TO DO: Copy the passage of the Colorado receipts-factor rule that begins with "(ii) If the" and ends with "preceding year as determined pursuant to § 39-22-303.6, C.R.S.", changing "preceding" to "prior".

Colo. Code Regs. 39-22-303.6-17

Current through Register Vol. 47, No. 23, December 10, 2024
Rule 39-22-303.6-17 - Apportioning Gross Receipts of Taxpayers with De Minimis or No Receipts

Basis and Purpose. The bases of this rule are §§ 39-21-112, 39-22-301, 39-22-303, and 39-22-303.6, C.R.S. The purpose of this rule is to clarify how taxpayers with de minimis or no receipts shall determine their receipts factor. Consistent with the General Assembly's adoption of § 39-22-303.6, C.R.S., these rules are intended to conform the state's income tax laws to the Multistate Tax Commission's model statute and regulation except when those model provisions are inconsistent with Colorado statute. See 2018 Colo. Sess. Laws, ch. 369, § 1(2).

(1)General Rule. This Rule 39-22-303.6 -17 applies to the determination of the receipts factor if the taxpayer's receipts are less than 3.33 percent of the taxpayer's gross receipts. A taxpayer's receipts subject to assignment under § 39-22-303.6 paragraph (5) and (6), C.R.S., are assigned under those sections and are not assigned by this Rule 39-22-303.6 -17.
(2)Definitions.
(a) "Gross receipts from lending activities" means interest income and other gross receipts arising from the activities described in paragraphs (1)(c)(iv) through (1)(c)(x) of 1 CCR 201-2, Special Rule 7A, Financial Institutions.
(b) An entity's apportionment factor is "de minimis" if the denominator is less than 3.33 percent of the entity's apportionable gross receipts or if the factor is insignificant in producing income.
(3) The following gross receipts are included in the receipts factor denominator and are assigned to the receipts factor numerator in Colorado as follows:
(a) Dividends paid by a related party are assigned to the receipts factor numerator in Colorado as follows:
(i) If paid from earnings that can be reasonably attributed to a particular year, the dividends are assigned to the receipts factor numerator in Colorado in a proportion equal to the dividend payor's apportionment factor in Colorado for that year as determined pursuant to § 39-22-303.6, C.R.S.
(ii) If the dividends were paid from earnings that cannot reasonably be attributed to a particular year, the dividends are assigned to the receipts factor numerator in Colorado in a proportion equal to the dividend payor's average apportionment factor in Colorado for the current and preceding year as determined pursuant to § 39-22-303.6, C.R.S.

DATASET ROWS:
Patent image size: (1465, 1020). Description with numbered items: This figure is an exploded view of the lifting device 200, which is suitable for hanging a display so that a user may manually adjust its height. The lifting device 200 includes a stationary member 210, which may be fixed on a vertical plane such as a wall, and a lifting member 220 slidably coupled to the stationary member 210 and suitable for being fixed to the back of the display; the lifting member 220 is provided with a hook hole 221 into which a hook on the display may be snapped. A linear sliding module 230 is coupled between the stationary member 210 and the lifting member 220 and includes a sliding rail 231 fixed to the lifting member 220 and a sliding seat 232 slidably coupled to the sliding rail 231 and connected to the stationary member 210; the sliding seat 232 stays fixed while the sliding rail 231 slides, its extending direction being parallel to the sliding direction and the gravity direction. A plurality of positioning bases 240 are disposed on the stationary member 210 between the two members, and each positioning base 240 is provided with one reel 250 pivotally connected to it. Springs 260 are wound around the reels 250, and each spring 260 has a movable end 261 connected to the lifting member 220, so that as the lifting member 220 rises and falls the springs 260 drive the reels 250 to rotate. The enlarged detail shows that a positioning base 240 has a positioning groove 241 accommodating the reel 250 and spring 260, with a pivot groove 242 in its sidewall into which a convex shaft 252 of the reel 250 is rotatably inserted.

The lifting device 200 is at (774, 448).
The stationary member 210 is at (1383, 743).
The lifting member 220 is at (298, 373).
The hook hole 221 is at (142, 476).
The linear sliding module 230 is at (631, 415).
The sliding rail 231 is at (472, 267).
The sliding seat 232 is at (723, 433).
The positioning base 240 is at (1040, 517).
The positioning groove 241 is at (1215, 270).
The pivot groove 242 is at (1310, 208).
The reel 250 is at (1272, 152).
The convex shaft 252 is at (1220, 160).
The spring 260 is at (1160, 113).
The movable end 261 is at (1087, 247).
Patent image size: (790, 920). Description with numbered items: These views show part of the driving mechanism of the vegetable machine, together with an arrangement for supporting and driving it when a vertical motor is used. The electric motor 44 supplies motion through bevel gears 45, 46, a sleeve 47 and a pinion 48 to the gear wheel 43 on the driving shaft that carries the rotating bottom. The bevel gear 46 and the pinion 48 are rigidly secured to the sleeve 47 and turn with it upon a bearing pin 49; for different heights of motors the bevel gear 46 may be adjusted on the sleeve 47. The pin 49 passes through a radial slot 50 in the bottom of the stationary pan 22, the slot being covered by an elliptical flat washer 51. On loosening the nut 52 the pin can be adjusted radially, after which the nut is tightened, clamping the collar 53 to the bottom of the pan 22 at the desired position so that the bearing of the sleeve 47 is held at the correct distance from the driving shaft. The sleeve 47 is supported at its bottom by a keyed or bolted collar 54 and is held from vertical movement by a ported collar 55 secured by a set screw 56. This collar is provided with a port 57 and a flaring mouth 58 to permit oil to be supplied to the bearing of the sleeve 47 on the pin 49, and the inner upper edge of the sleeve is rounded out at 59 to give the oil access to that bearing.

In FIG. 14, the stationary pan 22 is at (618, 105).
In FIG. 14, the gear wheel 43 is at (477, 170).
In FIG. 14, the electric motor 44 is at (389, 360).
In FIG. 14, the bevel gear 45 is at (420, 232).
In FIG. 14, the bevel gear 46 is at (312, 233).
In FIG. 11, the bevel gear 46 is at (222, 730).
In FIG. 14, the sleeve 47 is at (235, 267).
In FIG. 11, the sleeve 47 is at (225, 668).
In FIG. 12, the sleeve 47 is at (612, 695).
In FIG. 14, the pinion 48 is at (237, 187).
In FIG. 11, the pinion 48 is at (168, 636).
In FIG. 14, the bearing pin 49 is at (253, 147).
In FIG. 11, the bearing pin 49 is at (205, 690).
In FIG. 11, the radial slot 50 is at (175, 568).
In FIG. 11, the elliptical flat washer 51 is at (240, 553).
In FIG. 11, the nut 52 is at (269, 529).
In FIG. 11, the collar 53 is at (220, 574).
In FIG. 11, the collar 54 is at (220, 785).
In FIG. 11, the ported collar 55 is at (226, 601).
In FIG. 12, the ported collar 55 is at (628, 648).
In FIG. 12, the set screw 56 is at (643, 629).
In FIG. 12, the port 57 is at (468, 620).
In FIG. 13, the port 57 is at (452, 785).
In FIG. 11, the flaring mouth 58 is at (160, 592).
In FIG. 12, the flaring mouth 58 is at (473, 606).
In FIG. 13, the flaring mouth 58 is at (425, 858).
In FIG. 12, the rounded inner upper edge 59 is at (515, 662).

EXPECTED OUTPUT:
(ii) If the dividends were paid from earnings that cannot reasonably be attributed to a particular year, the dividends are assigned to the receipts factor numerator in Colorado in a proportion equal to the dividend payor's average apportionment factor in Colorado for the current and prior year as determined pursuant to § 39-22-303.6, C.R.S.